◆ TASK OBJECTIVE: Please rewrite the rows below, changing each "conv-bar" to "conv_bar" and keeping everything else the same.

◆ TASK MATERIAL:
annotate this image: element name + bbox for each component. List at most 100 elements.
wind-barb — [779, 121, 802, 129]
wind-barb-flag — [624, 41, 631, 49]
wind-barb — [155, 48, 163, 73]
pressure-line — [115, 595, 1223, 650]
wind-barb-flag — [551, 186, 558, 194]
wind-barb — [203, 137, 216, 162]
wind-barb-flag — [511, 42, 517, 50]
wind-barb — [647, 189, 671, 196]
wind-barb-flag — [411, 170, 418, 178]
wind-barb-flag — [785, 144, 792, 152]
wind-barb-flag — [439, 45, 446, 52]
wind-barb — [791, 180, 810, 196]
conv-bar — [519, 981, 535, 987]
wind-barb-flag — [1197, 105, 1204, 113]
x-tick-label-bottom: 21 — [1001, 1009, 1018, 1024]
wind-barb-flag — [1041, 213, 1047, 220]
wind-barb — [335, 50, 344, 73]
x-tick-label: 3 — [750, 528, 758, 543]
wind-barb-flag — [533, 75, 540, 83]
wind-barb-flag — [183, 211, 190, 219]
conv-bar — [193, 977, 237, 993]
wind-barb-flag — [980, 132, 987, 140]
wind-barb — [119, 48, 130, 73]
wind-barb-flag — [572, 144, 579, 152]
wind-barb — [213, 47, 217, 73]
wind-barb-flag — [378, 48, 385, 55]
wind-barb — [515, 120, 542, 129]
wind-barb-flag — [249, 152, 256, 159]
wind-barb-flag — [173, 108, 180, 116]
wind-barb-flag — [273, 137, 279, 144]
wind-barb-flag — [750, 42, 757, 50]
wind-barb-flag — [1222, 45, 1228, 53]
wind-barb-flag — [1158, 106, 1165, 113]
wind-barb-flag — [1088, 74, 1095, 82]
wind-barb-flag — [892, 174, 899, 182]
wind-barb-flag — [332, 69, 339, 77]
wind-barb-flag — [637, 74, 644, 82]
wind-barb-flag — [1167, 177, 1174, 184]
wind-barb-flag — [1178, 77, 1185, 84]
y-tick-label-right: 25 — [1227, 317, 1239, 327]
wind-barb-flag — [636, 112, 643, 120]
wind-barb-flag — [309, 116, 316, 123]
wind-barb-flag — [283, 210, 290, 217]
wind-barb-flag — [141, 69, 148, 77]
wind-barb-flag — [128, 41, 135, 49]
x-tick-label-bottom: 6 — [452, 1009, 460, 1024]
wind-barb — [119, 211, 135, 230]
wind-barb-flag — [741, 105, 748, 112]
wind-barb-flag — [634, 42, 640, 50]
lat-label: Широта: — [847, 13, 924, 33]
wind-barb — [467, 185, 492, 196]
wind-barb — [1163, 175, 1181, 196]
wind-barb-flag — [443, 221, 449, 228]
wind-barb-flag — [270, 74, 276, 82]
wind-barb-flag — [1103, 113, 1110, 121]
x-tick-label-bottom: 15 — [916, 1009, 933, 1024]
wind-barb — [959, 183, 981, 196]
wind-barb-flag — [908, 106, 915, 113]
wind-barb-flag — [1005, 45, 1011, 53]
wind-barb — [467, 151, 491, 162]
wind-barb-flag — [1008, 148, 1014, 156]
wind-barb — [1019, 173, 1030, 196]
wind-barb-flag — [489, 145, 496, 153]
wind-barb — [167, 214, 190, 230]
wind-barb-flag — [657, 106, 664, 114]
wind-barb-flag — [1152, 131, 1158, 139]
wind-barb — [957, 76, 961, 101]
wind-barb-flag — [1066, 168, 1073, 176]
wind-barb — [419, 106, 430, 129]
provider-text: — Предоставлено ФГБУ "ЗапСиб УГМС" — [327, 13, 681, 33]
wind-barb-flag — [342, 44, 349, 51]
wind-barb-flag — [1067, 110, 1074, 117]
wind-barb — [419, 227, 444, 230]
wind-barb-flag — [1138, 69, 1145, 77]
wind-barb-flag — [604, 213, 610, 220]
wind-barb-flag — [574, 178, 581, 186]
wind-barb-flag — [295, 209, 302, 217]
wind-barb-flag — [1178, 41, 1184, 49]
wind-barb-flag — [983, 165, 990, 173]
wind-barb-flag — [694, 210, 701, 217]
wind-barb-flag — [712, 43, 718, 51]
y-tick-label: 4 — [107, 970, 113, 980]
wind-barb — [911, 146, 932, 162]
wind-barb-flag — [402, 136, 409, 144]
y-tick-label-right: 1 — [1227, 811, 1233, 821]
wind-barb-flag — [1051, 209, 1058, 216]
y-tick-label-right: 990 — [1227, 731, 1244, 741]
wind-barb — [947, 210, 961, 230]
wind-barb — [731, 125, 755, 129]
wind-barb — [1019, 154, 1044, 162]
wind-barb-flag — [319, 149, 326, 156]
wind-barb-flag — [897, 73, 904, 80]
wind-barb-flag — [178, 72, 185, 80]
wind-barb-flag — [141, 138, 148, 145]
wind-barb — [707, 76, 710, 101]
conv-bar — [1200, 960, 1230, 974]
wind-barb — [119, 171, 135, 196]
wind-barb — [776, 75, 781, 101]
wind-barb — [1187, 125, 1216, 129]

◆ FINAL RESULT:
annotate this image: element name + bbox for each component. List at most 100 elements.
wind-barb — [779, 121, 802, 129]
wind-barb-flag — [624, 41, 631, 49]
wind-barb — [155, 48, 163, 73]
pressure-line — [115, 595, 1223, 650]
wind-barb-flag — [551, 186, 558, 194]
wind-barb — [203, 137, 216, 162]
wind-barb-flag — [511, 42, 517, 50]
wind-barb — [647, 189, 671, 196]
wind-barb-flag — [411, 170, 418, 178]
wind-barb-flag — [785, 144, 792, 152]
wind-barb-flag — [439, 45, 446, 52]
wind-barb — [791, 180, 810, 196]
conv_bar — [519, 981, 535, 987]
wind-barb-flag — [1197, 105, 1204, 113]
x-tick-label-bottom: 21 — [1001, 1009, 1018, 1024]
wind-barb-flag — [1041, 213, 1047, 220]
wind-barb — [335, 50, 344, 73]
x-tick-label: 3 — [750, 528, 758, 543]
wind-barb-flag — [533, 75, 540, 83]
wind-barb-flag — [183, 211, 190, 219]
conv_bar — [193, 977, 237, 993]
wind-barb-flag — [980, 132, 987, 140]
wind-barb — [119, 48, 130, 73]
wind-barb-flag — [572, 144, 579, 152]
wind-barb — [213, 47, 217, 73]
wind-barb-flag — [378, 48, 385, 55]
wind-barb — [515, 120, 542, 129]
wind-barb-flag — [249, 152, 256, 159]
wind-barb-flag — [173, 108, 180, 116]
wind-barb-flag — [273, 137, 279, 144]
wind-barb-flag — [750, 42, 757, 50]
wind-barb-flag — [1222, 45, 1228, 53]
wind-barb-flag — [1158, 106, 1165, 113]
wind-barb-flag — [1088, 74, 1095, 82]
wind-barb-flag — [892, 174, 899, 182]
wind-barb-flag — [332, 69, 339, 77]
wind-barb-flag — [637, 74, 644, 82]
wind-barb-flag — [1167, 177, 1174, 184]
wind-barb-flag — [1178, 77, 1185, 84]
y-tick-label-right: 25 — [1227, 317, 1239, 327]
wind-barb-flag — [636, 112, 643, 120]
wind-barb-flag — [309, 116, 316, 123]
wind-barb-flag — [283, 210, 290, 217]
wind-barb-flag — [141, 69, 148, 77]
wind-barb-flag — [128, 41, 135, 49]
x-tick-label-bottom: 6 — [452, 1009, 460, 1024]
wind-barb — [119, 211, 135, 230]
wind-barb-flag — [741, 105, 748, 112]
wind-barb-flag — [634, 42, 640, 50]
lat-label: Широта: — [847, 13, 924, 33]
wind-barb — [467, 185, 492, 196]
wind-barb — [1163, 175, 1181, 196]
wind-barb-flag — [443, 221, 449, 228]
wind-barb-flag — [270, 74, 276, 82]
wind-barb-flag — [1103, 113, 1110, 121]
x-tick-label-bottom: 15 — [916, 1009, 933, 1024]
wind-barb — [959, 183, 981, 196]
wind-barb-flag — [908, 106, 915, 113]
wind-barb-flag — [1005, 45, 1011, 53]
wind-barb — [467, 151, 491, 162]
wind-barb-flag — [1008, 148, 1014, 156]
wind-barb — [1019, 173, 1030, 196]
wind-barb-flag — [489, 145, 496, 153]
wind-barb — [167, 214, 190, 230]
wind-barb-flag — [657, 106, 664, 114]
wind-barb-flag — [1152, 131, 1158, 139]
wind-barb — [957, 76, 961, 101]
wind-barb-flag — [1066, 168, 1073, 176]
wind-barb — [419, 106, 430, 129]
provider-text: — Предоставлено ФГБУ "ЗапСиб УГМС" — [327, 13, 681, 33]
wind-barb-flag — [342, 44, 349, 51]
wind-barb-flag — [1067, 110, 1074, 117]
wind-barb — [419, 227, 444, 230]
wind-barb-flag — [1138, 69, 1145, 77]
wind-barb-flag — [604, 213, 610, 220]
wind-barb-flag — [574, 178, 581, 186]
wind-barb-flag — [295, 209, 302, 217]
wind-barb-flag — [1178, 41, 1184, 49]
wind-barb-flag — [983, 165, 990, 173]
wind-barb-flag — [694, 210, 701, 217]
wind-barb-flag — [712, 43, 718, 51]
y-tick-label: 4 — [107, 970, 113, 980]
wind-barb — [911, 146, 932, 162]
wind-barb-flag — [402, 136, 409, 144]
y-tick-label-right: 1 — [1227, 811, 1233, 821]
wind-barb-flag — [1051, 209, 1058, 216]
y-tick-label-right: 990 — [1227, 731, 1244, 741]
wind-barb — [947, 210, 961, 230]
wind-barb — [731, 125, 755, 129]
wind-barb — [1019, 154, 1044, 162]
wind-barb-flag — [319, 149, 326, 156]
wind-barb-flag — [897, 73, 904, 80]
wind-barb-flag — [178, 72, 185, 80]
wind-barb-flag — [141, 138, 148, 145]
wind-barb — [707, 76, 710, 101]
conv_bar — [1200, 960, 1230, 974]
wind-barb — [119, 171, 135, 196]
wind-barb — [776, 75, 781, 101]
wind-barb — [1187, 125, 1216, 129]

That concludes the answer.